* Begin *

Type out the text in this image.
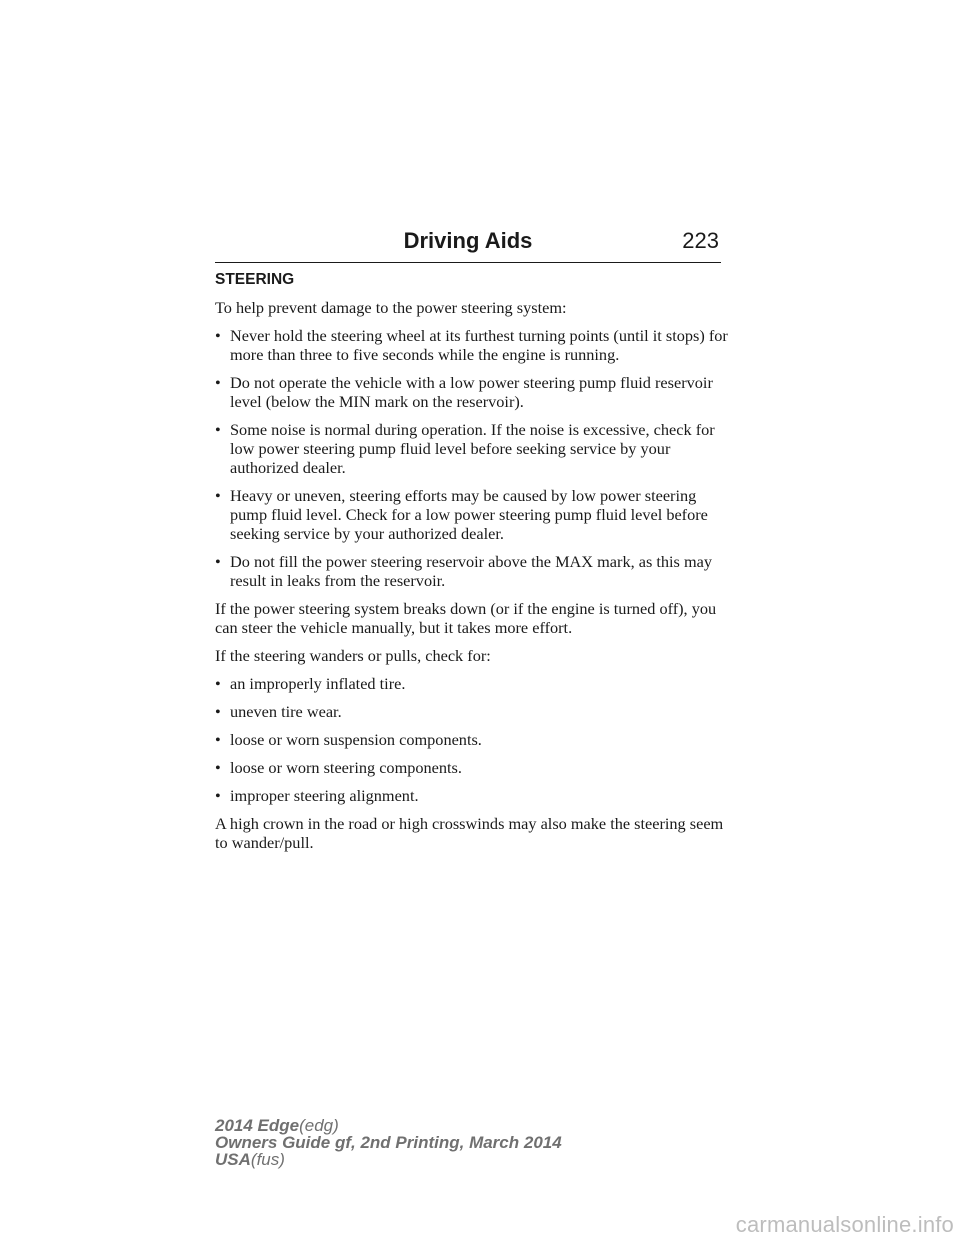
Driving Aids	223
STEERING

To help prevent damage to the power steering system:

• Never hold the steering wheel at its furthest turning points (until it stops) for more than three to five seconds while the engine is running.
• Do not operate the vehicle with a low power steering pump fluid reservoir level (below the MIN mark on the reservoir).
• Some noise is normal during operation. If the noise is excessive, check for low power steering pump fluid level before seeking service by your authorized dealer.
• Heavy or uneven, steering efforts may be caused by low power steering pump fluid level. Check for a low power steering pump fluid level before seeking service by your authorized dealer.
• Do not fill the power steering reservoir above the MAX mark, as this may result in leaks from the reservoir.

If the power steering system breaks down (or if the engine is turned off), you can steer the vehicle manually, but it takes more effort.

If the steering wanders or pulls, check for:

• an improperly inflated tire.
• uneven tire wear.
• loose or worn suspension components.
• loose or worn steering components.
• improper steering alignment.

A high crown in the road or high crosswinds may also make the steering seem to wander/pull.

2014 Edge(edg)
Owners Guide gf, 2nd Printing, March 2014
USA(fus)
carmanualsonline.info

* End *

## What is required:
Nothing but the pictures may be dropped; output the records above exactly.

## Correct output:
Type out the text in this image.
Driving Aids	223
STEERING

To help prevent damage to the power steering system:

• Never hold the steering wheel at its furthest turning points (until it stops) for more than three to five seconds while the engine is running.
• Do not operate the vehicle with a low power steering pump fluid reservoir level (below the MIN mark on the reservoir).
• Some noise is normal during operation. If the noise is excessive, check for low power steering pump fluid level before seeking service by your authorized dealer.
• Heavy or uneven, steering efforts may be caused by low power steering pump fluid level. Check for a low power steering pump fluid level before seeking service by your authorized dealer.
• Do not fill the power steering reservoir above the MAX mark, as this may result in leaks from the reservoir.

If the power steering system breaks down (or if the engine is turned off), you can steer the vehicle manually, but it takes more effort.

If the steering wanders or pulls, check for:

• an improperly inflated tire.
• uneven tire wear.
• loose or worn suspension components.
• loose or worn steering components.
• improper steering alignment.

A high crown in the road or high crosswinds may also make the steering seem to wander/pull.

2014 Edge(edg)
Owners Guide gf, 2nd Printing, March 2014
USA(fus)
carmanualsonline.info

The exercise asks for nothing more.